*REQUEST*
Take each line containing "Hellenbach" and report it exactly as written.

---

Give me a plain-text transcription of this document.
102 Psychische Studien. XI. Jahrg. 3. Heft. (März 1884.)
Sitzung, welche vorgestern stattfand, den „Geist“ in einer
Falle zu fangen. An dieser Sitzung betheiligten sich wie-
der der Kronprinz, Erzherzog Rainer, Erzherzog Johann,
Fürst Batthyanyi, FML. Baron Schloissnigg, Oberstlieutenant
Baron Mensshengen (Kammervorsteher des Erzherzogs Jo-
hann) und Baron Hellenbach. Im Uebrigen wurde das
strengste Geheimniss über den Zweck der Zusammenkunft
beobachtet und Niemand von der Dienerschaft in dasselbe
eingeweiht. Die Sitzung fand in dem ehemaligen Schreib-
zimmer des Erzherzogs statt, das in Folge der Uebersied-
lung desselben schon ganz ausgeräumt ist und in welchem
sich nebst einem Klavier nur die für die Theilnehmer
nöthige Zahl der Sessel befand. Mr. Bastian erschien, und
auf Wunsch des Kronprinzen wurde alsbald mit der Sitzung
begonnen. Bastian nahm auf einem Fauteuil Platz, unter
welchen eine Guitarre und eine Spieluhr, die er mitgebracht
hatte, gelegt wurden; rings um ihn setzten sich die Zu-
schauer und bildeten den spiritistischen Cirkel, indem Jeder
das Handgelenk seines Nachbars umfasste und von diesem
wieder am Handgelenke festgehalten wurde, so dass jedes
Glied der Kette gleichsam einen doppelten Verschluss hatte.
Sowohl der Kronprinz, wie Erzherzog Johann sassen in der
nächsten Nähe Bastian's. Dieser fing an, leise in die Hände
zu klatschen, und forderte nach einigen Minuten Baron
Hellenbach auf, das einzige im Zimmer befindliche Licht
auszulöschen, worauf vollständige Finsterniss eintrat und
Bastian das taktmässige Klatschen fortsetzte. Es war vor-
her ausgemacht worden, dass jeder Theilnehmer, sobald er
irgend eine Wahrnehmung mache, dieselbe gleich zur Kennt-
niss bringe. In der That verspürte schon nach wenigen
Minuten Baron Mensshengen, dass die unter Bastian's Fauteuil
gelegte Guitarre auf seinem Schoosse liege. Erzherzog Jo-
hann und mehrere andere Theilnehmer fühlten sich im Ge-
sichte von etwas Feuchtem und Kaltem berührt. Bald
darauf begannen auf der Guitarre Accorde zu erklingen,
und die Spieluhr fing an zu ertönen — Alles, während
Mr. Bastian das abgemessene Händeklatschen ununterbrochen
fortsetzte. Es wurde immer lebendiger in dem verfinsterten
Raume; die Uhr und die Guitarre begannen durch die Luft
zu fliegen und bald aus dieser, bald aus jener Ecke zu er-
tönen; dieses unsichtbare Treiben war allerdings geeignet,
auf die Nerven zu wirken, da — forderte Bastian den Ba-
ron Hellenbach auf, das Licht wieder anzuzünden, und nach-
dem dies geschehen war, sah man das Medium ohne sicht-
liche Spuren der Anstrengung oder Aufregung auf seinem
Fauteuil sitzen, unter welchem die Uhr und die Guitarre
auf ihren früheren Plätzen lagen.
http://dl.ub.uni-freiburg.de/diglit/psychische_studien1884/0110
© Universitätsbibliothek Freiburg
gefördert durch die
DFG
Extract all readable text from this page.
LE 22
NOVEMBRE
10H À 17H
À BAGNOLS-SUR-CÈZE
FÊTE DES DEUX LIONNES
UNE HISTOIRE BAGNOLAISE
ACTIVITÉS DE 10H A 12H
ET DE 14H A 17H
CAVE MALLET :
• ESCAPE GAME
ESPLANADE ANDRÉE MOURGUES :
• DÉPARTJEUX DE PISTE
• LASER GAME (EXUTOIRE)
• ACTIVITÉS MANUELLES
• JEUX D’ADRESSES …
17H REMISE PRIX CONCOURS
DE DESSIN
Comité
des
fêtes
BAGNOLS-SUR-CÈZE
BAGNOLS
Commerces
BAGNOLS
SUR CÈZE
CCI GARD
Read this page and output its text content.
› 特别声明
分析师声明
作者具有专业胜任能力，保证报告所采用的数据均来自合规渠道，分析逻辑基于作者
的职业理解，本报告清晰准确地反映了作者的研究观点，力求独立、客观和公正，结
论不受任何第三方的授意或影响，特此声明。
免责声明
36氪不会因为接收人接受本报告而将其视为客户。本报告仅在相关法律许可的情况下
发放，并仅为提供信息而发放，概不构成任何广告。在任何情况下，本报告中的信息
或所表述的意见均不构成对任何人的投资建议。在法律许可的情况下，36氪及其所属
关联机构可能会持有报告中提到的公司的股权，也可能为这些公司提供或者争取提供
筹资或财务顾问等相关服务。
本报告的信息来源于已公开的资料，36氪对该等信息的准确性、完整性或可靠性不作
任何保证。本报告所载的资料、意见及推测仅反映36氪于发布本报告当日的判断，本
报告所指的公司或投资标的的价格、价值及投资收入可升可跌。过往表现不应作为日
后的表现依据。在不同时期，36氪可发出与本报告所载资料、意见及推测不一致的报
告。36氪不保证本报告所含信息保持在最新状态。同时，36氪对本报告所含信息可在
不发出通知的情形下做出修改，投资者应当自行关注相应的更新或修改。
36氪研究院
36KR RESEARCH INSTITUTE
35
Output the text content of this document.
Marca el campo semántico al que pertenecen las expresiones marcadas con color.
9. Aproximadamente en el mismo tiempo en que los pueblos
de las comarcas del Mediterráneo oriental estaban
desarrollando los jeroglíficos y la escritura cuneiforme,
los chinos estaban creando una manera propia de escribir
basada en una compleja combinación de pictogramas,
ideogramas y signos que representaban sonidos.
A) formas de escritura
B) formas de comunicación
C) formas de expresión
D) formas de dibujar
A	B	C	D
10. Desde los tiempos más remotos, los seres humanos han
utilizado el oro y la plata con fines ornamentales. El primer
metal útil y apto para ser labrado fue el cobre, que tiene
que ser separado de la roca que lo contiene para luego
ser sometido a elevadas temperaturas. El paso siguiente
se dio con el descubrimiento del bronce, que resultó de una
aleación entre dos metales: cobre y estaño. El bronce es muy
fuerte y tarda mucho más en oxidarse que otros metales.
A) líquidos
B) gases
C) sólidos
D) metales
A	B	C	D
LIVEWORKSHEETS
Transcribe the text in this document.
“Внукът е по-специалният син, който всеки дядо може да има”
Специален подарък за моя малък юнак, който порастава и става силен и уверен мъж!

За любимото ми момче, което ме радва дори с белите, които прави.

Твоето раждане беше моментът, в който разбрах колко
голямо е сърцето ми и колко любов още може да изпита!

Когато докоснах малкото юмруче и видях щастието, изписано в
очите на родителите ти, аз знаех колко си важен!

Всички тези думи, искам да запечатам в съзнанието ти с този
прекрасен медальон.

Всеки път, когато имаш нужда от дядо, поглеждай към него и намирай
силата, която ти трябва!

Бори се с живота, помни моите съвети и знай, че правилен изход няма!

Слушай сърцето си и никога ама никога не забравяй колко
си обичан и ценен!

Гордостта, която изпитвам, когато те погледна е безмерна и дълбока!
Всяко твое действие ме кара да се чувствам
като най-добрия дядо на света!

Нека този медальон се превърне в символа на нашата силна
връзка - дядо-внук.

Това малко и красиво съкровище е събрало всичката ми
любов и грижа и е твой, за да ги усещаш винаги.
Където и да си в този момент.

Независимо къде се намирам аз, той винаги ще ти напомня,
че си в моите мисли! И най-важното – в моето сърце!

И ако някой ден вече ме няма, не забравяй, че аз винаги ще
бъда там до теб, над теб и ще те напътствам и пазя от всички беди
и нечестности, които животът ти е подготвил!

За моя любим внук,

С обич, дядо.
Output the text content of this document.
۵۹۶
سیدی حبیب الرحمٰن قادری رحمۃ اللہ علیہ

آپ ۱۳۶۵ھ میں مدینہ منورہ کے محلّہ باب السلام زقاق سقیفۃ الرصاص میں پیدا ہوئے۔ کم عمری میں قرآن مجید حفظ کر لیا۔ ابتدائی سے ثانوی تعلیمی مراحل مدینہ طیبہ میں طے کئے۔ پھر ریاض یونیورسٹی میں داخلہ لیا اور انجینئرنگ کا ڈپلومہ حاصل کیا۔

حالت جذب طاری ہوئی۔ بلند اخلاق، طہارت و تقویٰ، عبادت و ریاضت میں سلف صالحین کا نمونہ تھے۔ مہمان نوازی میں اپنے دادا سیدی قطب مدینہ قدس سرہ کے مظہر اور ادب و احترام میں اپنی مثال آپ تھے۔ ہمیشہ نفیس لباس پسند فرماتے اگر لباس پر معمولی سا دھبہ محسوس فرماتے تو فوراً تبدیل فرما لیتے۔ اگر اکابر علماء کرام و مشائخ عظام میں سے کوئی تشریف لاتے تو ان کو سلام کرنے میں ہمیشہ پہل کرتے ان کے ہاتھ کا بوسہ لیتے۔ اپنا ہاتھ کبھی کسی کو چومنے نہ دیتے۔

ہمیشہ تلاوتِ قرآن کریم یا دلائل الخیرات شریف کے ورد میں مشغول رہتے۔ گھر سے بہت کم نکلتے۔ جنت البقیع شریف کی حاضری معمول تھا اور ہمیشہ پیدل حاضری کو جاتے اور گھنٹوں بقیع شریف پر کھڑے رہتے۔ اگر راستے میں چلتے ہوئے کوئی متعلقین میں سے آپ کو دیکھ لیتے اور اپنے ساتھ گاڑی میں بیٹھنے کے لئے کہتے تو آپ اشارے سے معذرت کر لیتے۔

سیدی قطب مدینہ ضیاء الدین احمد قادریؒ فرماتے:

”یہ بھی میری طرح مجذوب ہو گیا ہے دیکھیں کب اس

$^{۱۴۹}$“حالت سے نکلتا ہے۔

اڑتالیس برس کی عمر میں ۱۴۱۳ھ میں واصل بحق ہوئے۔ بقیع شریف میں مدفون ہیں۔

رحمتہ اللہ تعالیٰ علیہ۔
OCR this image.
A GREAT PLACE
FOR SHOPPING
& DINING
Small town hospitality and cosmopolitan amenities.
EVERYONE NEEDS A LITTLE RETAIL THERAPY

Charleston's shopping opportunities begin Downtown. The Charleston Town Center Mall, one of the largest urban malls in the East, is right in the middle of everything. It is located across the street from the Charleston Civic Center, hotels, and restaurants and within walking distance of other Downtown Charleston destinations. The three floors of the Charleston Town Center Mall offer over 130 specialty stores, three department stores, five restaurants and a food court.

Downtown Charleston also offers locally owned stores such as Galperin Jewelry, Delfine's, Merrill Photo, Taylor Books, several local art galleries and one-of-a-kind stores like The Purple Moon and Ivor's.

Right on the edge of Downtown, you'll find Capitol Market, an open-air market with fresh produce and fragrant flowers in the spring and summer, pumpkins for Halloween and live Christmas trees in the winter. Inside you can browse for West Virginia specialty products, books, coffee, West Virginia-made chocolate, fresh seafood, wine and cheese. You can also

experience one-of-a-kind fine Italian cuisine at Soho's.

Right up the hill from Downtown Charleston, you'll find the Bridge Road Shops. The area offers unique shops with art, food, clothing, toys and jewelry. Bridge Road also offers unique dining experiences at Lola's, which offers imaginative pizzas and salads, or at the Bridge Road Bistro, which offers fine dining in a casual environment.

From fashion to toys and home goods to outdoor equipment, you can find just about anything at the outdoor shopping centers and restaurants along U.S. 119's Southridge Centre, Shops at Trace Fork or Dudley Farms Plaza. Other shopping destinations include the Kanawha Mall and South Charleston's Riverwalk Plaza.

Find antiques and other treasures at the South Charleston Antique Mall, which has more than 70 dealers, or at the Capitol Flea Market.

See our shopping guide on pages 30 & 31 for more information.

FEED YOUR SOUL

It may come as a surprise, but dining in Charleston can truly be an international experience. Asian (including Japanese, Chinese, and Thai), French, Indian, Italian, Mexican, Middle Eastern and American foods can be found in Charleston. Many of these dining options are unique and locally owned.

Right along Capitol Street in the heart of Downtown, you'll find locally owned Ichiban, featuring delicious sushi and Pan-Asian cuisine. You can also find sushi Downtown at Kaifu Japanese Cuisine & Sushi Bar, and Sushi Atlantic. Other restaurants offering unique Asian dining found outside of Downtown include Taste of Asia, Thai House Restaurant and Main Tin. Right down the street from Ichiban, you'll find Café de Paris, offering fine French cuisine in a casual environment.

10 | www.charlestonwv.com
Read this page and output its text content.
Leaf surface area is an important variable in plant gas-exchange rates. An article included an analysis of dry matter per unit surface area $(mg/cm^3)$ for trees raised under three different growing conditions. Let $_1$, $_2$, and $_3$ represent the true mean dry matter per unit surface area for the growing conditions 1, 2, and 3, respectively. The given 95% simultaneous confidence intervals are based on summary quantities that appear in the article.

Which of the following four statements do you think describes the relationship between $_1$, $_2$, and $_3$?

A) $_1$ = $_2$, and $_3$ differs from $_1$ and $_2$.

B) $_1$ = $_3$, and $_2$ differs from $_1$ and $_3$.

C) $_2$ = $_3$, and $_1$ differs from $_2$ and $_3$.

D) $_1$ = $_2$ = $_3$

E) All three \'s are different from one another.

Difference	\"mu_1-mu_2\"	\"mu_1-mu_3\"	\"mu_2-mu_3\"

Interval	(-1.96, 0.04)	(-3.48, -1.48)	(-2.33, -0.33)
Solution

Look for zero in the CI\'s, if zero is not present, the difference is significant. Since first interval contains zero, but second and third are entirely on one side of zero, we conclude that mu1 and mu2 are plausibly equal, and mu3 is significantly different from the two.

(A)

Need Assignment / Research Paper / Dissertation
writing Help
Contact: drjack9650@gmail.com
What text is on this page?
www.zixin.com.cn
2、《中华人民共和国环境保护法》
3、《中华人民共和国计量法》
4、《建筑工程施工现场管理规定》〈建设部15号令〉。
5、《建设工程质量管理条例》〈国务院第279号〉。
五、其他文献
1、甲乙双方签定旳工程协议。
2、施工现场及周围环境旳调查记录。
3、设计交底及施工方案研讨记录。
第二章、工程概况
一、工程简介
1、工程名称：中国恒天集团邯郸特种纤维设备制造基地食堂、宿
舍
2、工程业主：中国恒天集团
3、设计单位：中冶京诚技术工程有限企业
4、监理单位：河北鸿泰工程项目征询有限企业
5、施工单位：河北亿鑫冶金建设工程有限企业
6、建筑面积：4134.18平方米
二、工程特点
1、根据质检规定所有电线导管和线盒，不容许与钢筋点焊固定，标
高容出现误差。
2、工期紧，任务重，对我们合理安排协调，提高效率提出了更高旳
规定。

---

*RESPONSE TO THIS EXERCISE*
hann) und Baron Hellenbach. Im Uebrigen wurde das
Hellenbach auf, das einzige im Zimmer befindliche Licht
ron Hellenbach auf, das Licht wieder anzuzünden, und nach-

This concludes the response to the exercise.